# [REQUIRED WORK]
From the entries that follow, extract each line holding the string "dose".

+===+

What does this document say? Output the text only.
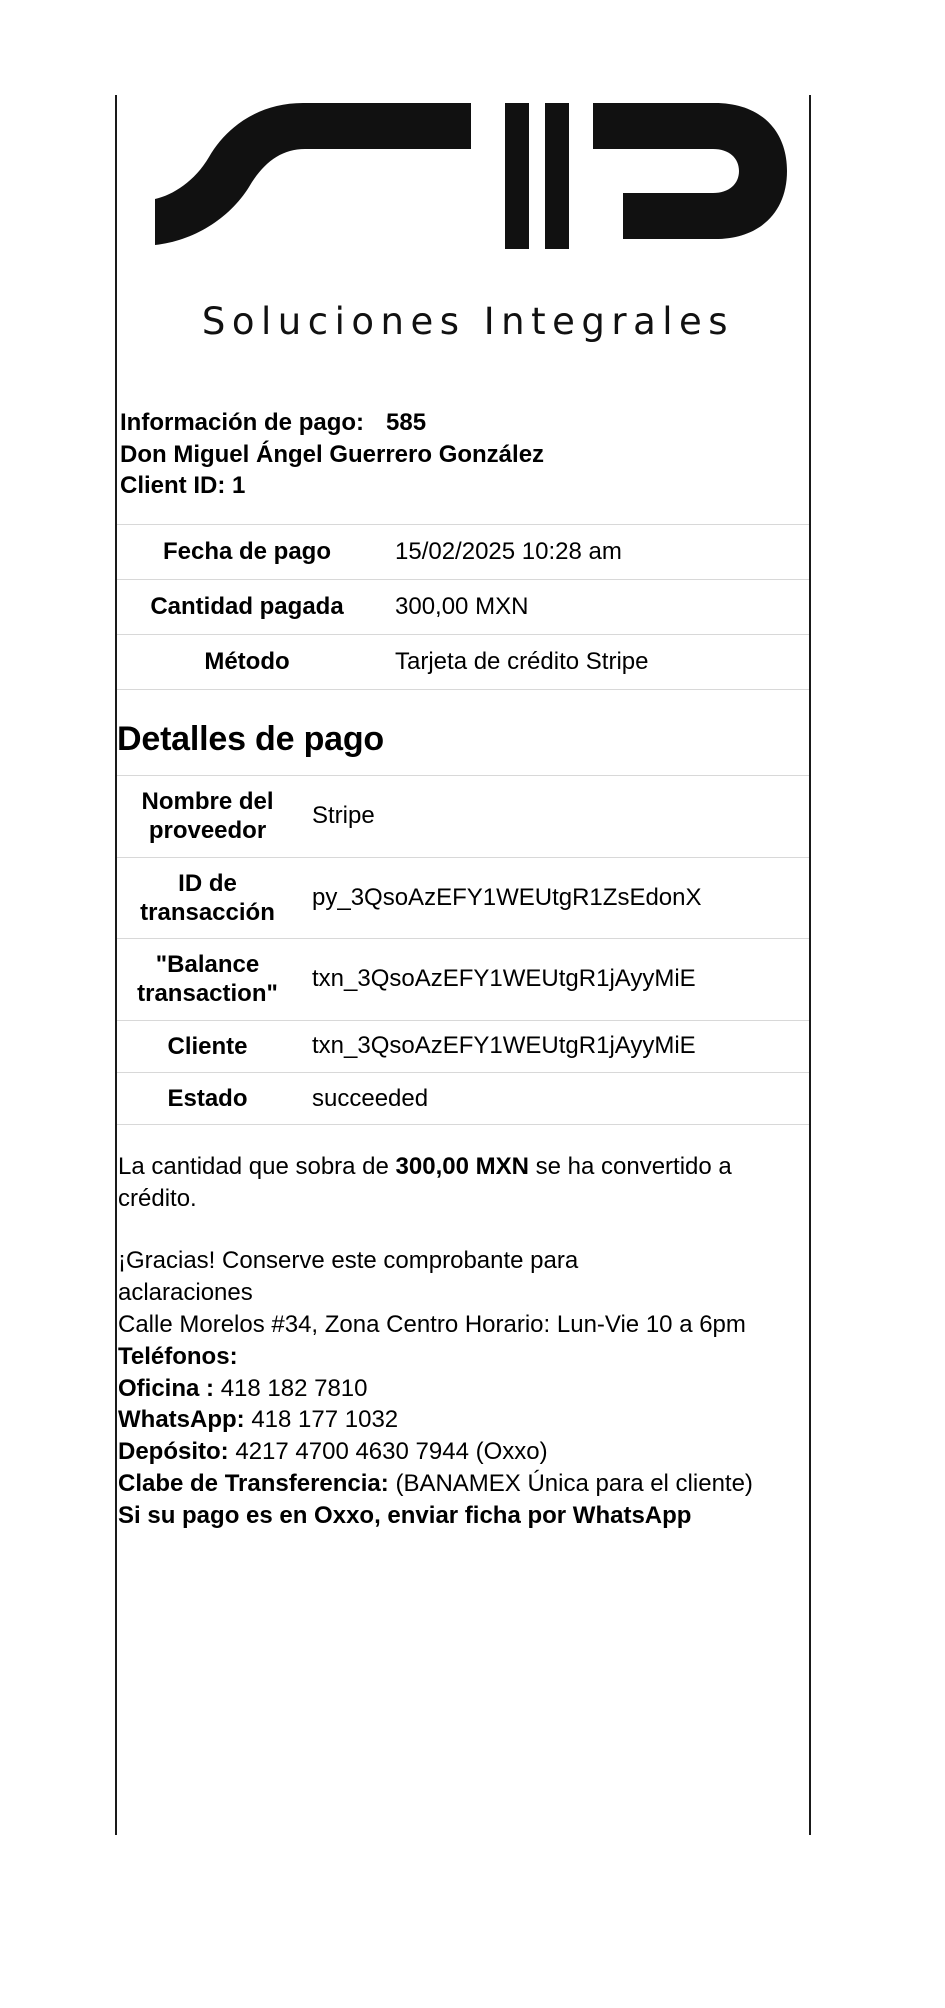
Soluciones Integrales
Información de pago: 585
Don Miguel Ángel Guerrero González
Client ID: 1
Fecha de pago	15/02/2025 10:28 am
Cantidad pagada	300,00 MXN
Método	Tarjeta de crédito Stripe
Detalles de pago
Nombre del proveedor	Stripe
ID de transacción	py_3QsoAzEFY1WEUtgR1ZsEdonX
"Balance transaction"	txn_3QsoAzEFY1WEUtgR1jAyyMiE
Cliente	txn_3QsoAzEFY1WEUtgR1jAyyMiE
Estado	succeeded
La cantidad que sobra de 300,00 MXN se ha convertido a crédito.

¡Gracias! Conserve este comprobante para

aclaraciones

Calle Morelos #34, Zona Centro Horario: Lun-Vie 10 a 6pm

Teléfonos:

Oficina : 418 182 7810

WhatsApp: 418 177 1032

Depósito: 4217 4700 4630 7944 (Oxxo)

Clabe de Transferencia: (BANAMEX Única para el cliente)

Si su pago es en Oxxo, enviar ficha por WhatsApp
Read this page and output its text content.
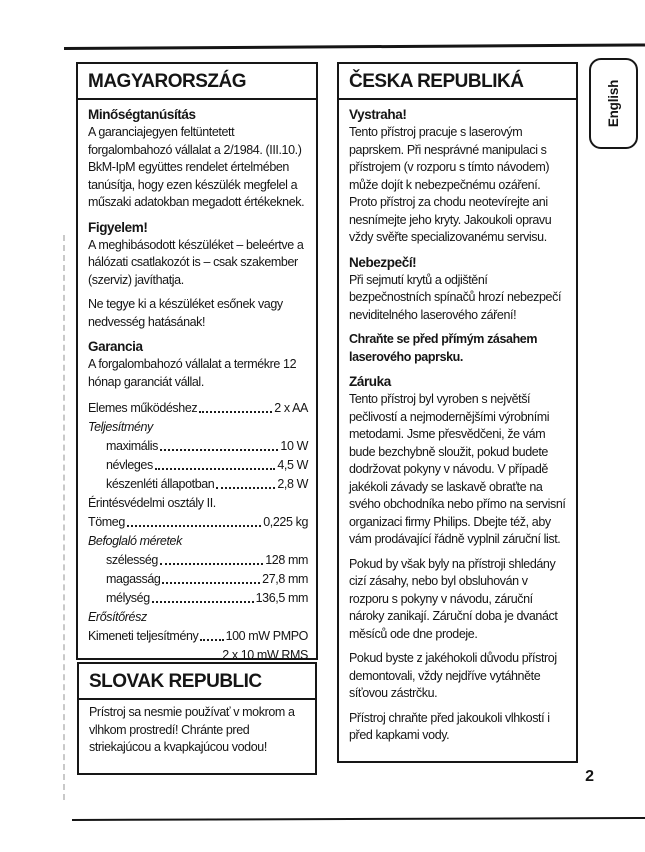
MAGYARORSZÁG
Minőségtanúsítás

A garanciajegyen feltüntetett forgalombahozó vállalat a 2/1984. (III.10.) BkM-IpM együttes rendelet értelmében tanúsítja, hogy ezen készülék megfelel a műszaki adatokban megadott értékeknek.

Figyelem!

A meghibásodott készüléket – beleértve a hálózati csatlakozót is – csak szakember (szerviz) javíthatja.

Ne tegye ki a készüléket esőnek vagy nedvesség hatásának!

Garancia

A forgalombahozó vállalat a termékre 12 hónap garanciát vállal.

Elemes működéshez	2 x AA
Teljesítmény
maximális	10 W
névleges	4,5 W
készenléti állapotban	2,8 W
Érintésvédelmi osztály II.
Tömeg	0,225 kg
Befoglaló méretek
szélesség	128 mm
magasság	27,8 mm
mélység	136,5 mm
Erősítőrész
Kimeneti teljesítmény 100 mW PMPO
2 x 10 mW RMS
SLOVAK REPUBLIC

Prístroj sa nesmie používať v mokrom a vlhkom prostredí! Chránte pred striekajúcou a kvapkajúcou vodou!

ČESKA REPUBLIKÁ
Vystraha!

Tento přístroj pracuje s laserovým paprskem. Při nesprávné manipulaci s přístrojem (v rozporu s tímto návodem) může dojít k nebezpečnému ozáření. Proto přístroj za chodu neotevírejte ani nesnímejte jeho kryty. Jakoukoli opravu vždy svěřte specializovanému servisu.

Nebezpečí!

Při sejmutí krytů a odjištění bezpečnostních spínačů hrozí nebezpečí neviditelného laserového záření!

Chraňte se před přímým zásahem laserového paprsku.

Záruka

Tento přístroj byl vyroben s největší pečlivostí a nejmodernějšími výrobními metodami. Jsme přesvědčeni, že vám bude bezchybně sloužit, pokud budete dodržovat pokyny v návodu. V případě jakékoli závady se laskavě obraťte na svého obchodníka nebo přímo na servisní organizaci firmy Philips. Dbejte též, aby vám prodávající řádně vyplnil záruční list.

Pokud by však byly na přístroji shledány cizí zásahy, nebo byl obsluhován v rozporu s pokyny v návodu, záruční nároky zanikají. Záruční doba je dvanáct měsíců ode dne prodeje.

Pokud byste z jakéhokoli důvodu přístroj demontovali, vždy nejdříve vytáhněte síťovou zástrčku.

Přístroj chraňte před jakoukoli vlhkostí i před kapkami vody.

English
2
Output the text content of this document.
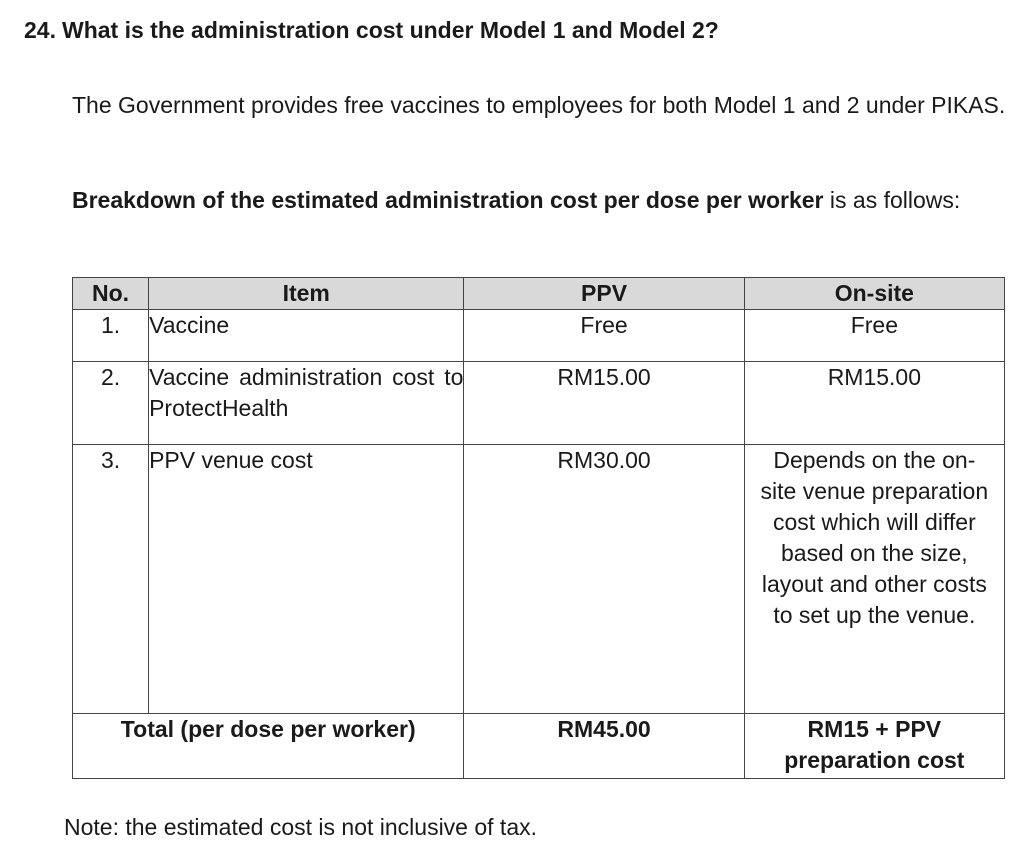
24. What is the administration cost under Model 1 and Model 2?
The Government provides free vaccines to employees for both Model 1 and 2 under PIKAS.
Breakdown of the estimated administration cost per dose per worker is as follows:
No.	Item	PPV	On-site
1.	Vaccine	Free	Free
2.	Vaccine administration cost to ProtectHealth	RM15.00	RM15.00
3.	PPV venue cost	RM30.00	Depends on the on-site venue preparation cost which will differ based on the size, layout and other costs to set up the venue.
Total (per dose per worker)		RM45.00	RM15 + PPV preparation cost
Note: the estimated cost is not inclusive of tax.
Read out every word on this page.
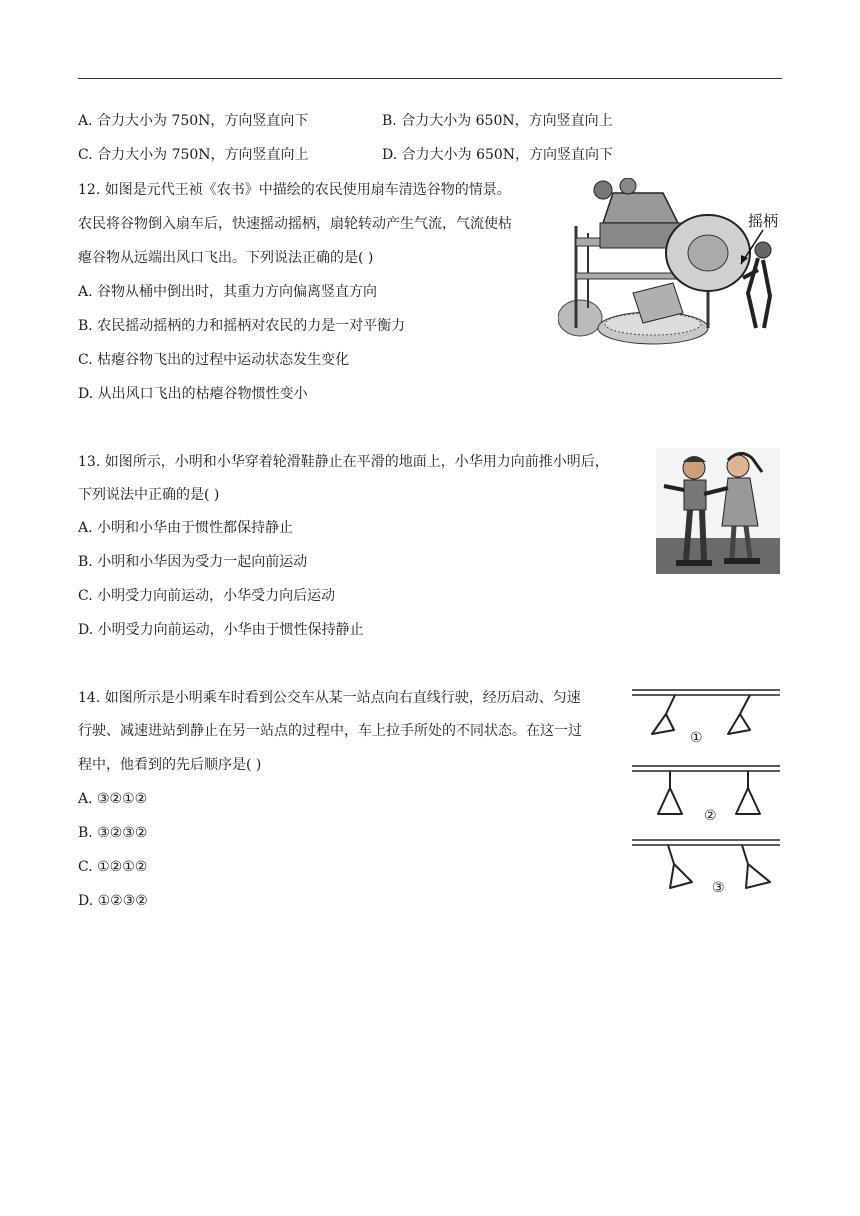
A. 合力大小为 750N，方向竖直向下	B. 合力大小为 650N，方向竖直向上
C. 合力大小为 750N，方向竖直向上	D. 合力大小为 650N，方向竖直向下
12. 如图是元代王祯《农书》中描绘的农民使用扇车清选谷物的情景。
农民将谷物倒入扇车后，快速摇动摇柄，扇轮转动产生气流，气流使枯
瘪谷物从远端出风口飞出。下列说法正确的是( )
A. 谷物从桶中倒出时，其重力方向偏离竖直方向
B. 农民摇动摇柄的力和摇柄对农民的力是一对平衡力
C. 枯瘪谷物飞出的过程中运动状态发生变化
D. 从出风口飞出的枯瘪谷物惯性变小
摇柄
13. 如图所示，小明和小华穿着轮滑鞋静止在平滑的地面上，小华用力向前推小明后，
下列说法中正确的是( )
A. 小明和小华由于惯性都保持静止
B. 小明和小华因为受力一起向前运动
C. 小明受力向前运动，小华受力向后运动
D. 小明受力向前运动，小华由于惯性保持静止
14. 如图所示是小明乘车时看到公交车从某一站点向右直线行驶，经历启动、匀速
行驶、减速进站到静止在另一站点的过程中，车上拉手所处的不同状态。在这一过
程中，他看到的先后顺序是( )
A. ③②①②
B. ③②③②
C. ①②①②
D. ①②③②
①
②
③
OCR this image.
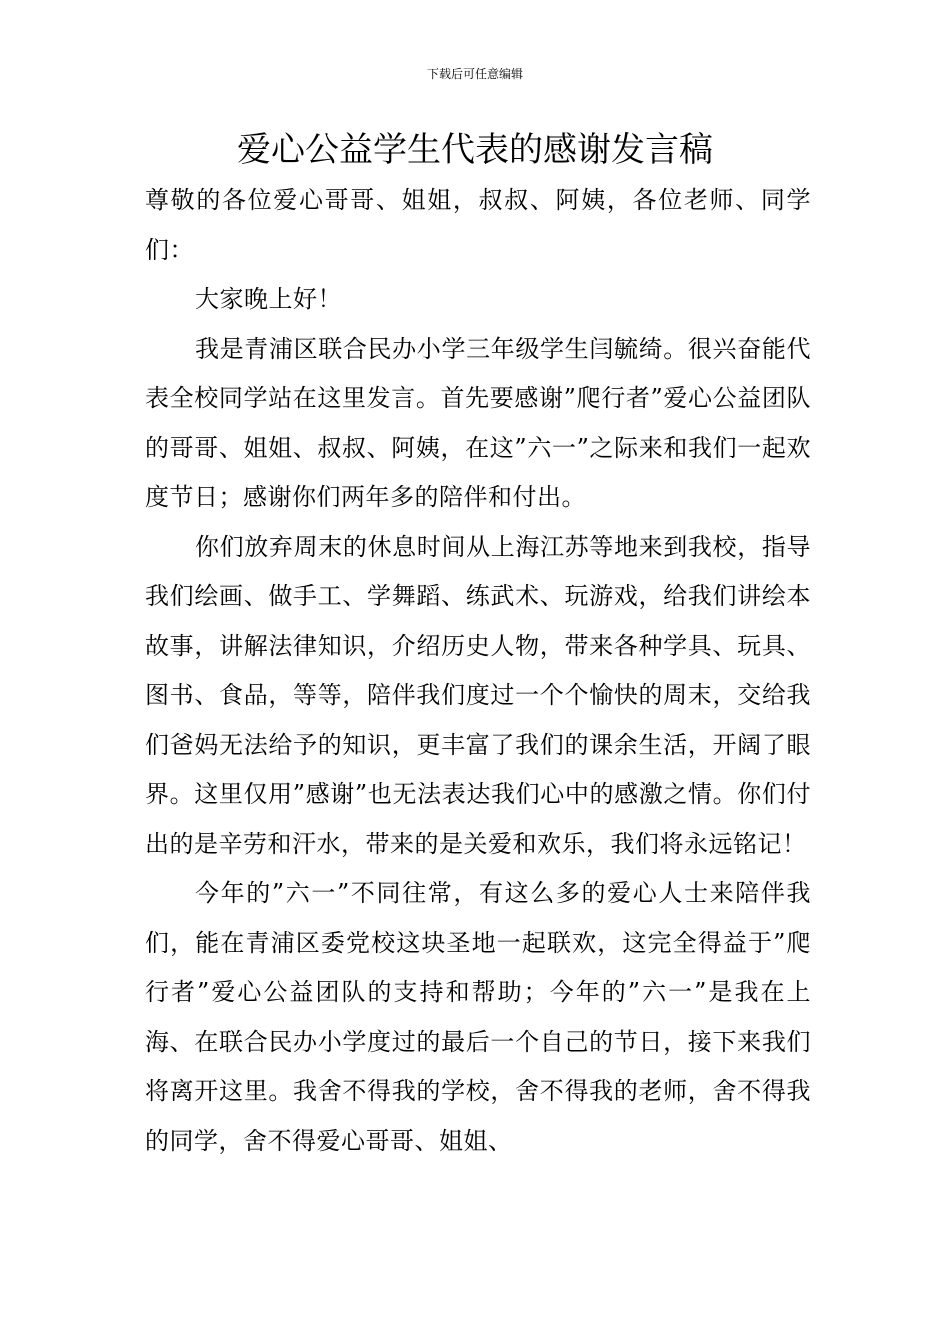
下载后可任意编辑
爱心公益学生代表的感谢发言稿

尊敬的各位爱心哥哥、姐姐，叔叔、阿姨，各位老师、同学们：

大家晚上好！

我是青浦区联合民办小学三年级学生闫毓绮。很兴奋能代表全校同学站在这里发言。首先要感谢”爬行者”爱心公益团队的哥哥、姐姐、叔叔、阿姨，在这”六一”之际来和我们一起欢度节日；感谢你们两年多的陪伴和付出。

你们放弃周末的休息时间从上海江苏等地来到我校，指导我们绘画、做手工、学舞蹈、练武术、玩游戏，给我们讲绘本故事，讲解法律知识，介绍历史人物，带来各种学具、玩具、图书、食品，等等，陪伴我们度过一个个愉快的周末，交给我们爸妈无法给予的知识，更丰富了我们的课余生活，开阔了眼界。这里仅用”感谢”也无法表达我们心中的感激之情。你们付出的是辛劳和汗水，带来的是关爱和欢乐，我们将永远铭记！

今年的”六一”不同往常，有这么多的爱心人士来陪伴我们，能在青浦区委党校这块圣地一起联欢，这完全得益于”爬行者”爱心公益团队的支持和帮助；今年的”六一”是我在上海、在联合民办小学度过的最后一个自己的节日，接下来我们将离开这里。我舍不得我的学校，舍不得我的老师，舍不得我的同学，舍不得爱心哥哥、姐姐、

+===+

# [THE COMPLETED TASK]
Breakdown of the estimated administration cost per dose per worker is as follows:
Total (per dose per worker)		RM45.00	RM15 + PPV preparation cost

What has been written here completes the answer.